Check every line below for the word "Product" and copy each one that has it.

**Data for this task**.
◇ ◇ ◇ ◇ ◇ ◇ ◇

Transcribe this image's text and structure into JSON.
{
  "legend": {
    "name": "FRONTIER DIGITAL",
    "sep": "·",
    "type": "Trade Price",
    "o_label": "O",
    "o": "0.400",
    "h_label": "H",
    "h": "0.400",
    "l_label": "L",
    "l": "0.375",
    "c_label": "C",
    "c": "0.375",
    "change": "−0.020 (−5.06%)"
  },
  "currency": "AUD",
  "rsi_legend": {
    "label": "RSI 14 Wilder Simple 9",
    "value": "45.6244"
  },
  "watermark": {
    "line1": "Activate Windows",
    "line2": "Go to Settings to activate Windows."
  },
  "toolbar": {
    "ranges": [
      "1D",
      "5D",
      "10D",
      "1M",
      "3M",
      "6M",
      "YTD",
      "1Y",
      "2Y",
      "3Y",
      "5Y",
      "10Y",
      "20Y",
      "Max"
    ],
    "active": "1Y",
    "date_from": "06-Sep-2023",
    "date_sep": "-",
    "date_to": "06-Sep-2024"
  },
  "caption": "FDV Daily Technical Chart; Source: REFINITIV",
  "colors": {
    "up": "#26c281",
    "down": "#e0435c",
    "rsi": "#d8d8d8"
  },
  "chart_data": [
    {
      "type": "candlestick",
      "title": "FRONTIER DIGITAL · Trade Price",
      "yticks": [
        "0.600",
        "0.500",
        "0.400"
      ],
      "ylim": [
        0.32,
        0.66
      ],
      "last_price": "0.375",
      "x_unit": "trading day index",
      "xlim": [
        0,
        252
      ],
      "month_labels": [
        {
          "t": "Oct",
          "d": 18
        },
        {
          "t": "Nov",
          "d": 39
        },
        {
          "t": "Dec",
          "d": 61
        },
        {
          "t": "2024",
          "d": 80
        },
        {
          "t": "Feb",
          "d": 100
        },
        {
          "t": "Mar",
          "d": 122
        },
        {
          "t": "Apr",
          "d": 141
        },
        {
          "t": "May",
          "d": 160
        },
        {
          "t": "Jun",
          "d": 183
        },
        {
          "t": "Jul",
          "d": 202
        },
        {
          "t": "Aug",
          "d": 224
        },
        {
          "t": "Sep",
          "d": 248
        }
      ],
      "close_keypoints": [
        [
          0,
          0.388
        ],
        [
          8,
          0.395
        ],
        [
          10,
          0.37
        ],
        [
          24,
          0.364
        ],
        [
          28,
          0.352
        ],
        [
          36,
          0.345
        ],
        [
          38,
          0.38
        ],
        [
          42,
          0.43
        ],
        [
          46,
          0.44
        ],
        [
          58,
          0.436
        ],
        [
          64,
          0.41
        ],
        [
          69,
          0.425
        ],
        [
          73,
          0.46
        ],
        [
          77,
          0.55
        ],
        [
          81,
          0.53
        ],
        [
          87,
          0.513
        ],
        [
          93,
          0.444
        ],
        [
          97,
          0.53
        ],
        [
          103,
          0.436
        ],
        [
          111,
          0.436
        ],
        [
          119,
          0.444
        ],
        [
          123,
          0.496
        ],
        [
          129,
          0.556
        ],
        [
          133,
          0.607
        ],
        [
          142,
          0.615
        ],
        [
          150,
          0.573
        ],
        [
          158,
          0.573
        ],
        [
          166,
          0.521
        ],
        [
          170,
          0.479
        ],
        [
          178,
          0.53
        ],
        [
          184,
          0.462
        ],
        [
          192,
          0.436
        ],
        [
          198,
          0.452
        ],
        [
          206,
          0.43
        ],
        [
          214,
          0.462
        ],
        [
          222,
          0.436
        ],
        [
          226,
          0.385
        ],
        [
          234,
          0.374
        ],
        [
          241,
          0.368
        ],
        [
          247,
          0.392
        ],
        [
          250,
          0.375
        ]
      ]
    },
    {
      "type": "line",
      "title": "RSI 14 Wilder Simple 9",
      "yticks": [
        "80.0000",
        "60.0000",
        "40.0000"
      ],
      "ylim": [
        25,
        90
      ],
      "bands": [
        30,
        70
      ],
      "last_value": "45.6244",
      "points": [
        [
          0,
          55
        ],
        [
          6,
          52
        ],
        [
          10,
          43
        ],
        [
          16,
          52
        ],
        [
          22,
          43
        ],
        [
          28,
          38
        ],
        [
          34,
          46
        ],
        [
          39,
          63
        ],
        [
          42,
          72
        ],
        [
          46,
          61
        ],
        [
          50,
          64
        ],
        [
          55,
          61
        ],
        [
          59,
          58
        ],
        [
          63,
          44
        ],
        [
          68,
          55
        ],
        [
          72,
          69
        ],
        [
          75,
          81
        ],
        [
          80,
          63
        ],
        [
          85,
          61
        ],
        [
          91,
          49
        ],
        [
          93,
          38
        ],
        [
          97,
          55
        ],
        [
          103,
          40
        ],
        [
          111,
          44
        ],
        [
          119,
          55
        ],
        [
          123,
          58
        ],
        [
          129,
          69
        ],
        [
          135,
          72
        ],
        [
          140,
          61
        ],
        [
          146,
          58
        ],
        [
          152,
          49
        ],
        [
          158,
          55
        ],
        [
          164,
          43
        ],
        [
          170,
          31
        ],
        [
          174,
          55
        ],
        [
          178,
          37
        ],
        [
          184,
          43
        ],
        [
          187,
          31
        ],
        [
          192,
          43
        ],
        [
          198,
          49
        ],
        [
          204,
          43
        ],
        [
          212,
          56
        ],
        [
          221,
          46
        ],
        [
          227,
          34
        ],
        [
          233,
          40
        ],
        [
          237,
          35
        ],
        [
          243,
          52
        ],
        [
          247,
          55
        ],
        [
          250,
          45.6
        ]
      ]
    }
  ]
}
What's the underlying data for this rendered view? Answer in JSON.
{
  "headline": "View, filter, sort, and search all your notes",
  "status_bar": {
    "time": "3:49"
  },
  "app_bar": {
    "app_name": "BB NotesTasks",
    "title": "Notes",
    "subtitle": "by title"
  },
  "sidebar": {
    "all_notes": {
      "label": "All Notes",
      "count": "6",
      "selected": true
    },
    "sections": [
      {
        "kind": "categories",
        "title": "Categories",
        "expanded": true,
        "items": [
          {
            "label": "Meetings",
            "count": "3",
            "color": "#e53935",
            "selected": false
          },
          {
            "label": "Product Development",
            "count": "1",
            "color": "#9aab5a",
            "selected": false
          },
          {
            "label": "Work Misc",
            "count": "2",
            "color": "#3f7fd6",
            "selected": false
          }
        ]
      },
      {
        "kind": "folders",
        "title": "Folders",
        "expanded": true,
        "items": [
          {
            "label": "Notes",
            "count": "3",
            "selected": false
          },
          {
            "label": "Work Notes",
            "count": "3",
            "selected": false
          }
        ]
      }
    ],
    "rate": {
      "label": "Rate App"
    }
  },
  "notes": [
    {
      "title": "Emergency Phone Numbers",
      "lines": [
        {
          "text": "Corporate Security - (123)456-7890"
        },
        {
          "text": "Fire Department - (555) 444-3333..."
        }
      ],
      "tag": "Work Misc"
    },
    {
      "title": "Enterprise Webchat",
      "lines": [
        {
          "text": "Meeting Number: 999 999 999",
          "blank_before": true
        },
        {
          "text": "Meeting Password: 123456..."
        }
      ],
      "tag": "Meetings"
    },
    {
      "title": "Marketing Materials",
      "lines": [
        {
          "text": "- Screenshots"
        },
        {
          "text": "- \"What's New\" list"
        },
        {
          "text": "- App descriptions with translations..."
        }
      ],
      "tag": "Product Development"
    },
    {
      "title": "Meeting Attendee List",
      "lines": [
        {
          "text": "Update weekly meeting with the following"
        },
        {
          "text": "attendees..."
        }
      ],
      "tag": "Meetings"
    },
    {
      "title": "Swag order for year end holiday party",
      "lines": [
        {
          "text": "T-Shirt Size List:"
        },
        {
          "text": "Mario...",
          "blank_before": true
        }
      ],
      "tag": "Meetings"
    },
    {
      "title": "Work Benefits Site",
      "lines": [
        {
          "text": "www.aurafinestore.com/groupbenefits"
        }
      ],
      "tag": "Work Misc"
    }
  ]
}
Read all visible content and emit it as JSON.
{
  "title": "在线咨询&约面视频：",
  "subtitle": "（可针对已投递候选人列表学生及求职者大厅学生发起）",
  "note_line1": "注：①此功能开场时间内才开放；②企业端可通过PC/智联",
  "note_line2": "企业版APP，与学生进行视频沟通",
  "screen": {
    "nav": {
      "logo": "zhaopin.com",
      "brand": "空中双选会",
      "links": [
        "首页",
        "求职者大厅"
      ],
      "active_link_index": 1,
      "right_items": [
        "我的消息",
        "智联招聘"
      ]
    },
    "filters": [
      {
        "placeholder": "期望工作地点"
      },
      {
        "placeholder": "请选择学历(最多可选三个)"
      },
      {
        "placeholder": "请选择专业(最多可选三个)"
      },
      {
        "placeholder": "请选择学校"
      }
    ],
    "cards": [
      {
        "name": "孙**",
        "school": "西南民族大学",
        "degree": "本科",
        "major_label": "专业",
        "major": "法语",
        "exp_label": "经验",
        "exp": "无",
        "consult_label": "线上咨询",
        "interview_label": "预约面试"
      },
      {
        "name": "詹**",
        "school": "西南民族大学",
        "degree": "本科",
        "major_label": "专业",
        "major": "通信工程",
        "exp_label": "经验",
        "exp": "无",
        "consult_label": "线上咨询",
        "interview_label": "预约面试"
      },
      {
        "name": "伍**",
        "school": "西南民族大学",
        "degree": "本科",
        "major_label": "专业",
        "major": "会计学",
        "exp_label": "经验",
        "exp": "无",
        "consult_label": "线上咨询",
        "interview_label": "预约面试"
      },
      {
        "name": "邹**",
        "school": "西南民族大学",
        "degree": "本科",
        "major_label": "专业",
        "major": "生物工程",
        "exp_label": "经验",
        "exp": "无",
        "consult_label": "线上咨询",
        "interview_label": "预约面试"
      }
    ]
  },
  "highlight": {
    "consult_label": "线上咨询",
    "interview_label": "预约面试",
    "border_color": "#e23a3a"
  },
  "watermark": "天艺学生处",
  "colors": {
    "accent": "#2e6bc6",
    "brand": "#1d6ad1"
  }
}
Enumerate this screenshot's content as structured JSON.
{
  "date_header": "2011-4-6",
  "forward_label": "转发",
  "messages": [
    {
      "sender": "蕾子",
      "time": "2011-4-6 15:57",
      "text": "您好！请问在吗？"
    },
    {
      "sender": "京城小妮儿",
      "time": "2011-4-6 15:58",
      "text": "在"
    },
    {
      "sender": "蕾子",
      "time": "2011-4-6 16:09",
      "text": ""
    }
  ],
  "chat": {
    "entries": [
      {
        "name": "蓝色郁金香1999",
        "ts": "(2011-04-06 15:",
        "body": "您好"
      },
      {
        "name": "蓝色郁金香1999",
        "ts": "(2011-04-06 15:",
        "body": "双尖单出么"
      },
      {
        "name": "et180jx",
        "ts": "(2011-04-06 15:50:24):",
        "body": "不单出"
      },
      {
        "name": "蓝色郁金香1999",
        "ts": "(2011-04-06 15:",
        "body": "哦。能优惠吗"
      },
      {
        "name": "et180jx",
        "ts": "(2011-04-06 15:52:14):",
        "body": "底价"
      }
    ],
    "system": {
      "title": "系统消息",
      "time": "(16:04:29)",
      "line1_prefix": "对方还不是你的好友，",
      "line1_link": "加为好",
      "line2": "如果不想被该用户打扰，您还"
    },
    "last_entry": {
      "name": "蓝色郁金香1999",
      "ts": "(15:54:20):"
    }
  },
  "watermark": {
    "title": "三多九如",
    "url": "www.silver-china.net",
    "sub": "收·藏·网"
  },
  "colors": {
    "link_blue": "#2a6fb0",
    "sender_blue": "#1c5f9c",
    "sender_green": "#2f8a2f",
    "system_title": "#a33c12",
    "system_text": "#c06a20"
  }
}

◇ ◇ ◇ ◇ ◇ ◇ ◇

**Response to the exercise**.
            "label": "Product Development",
      "tag": "Product Development"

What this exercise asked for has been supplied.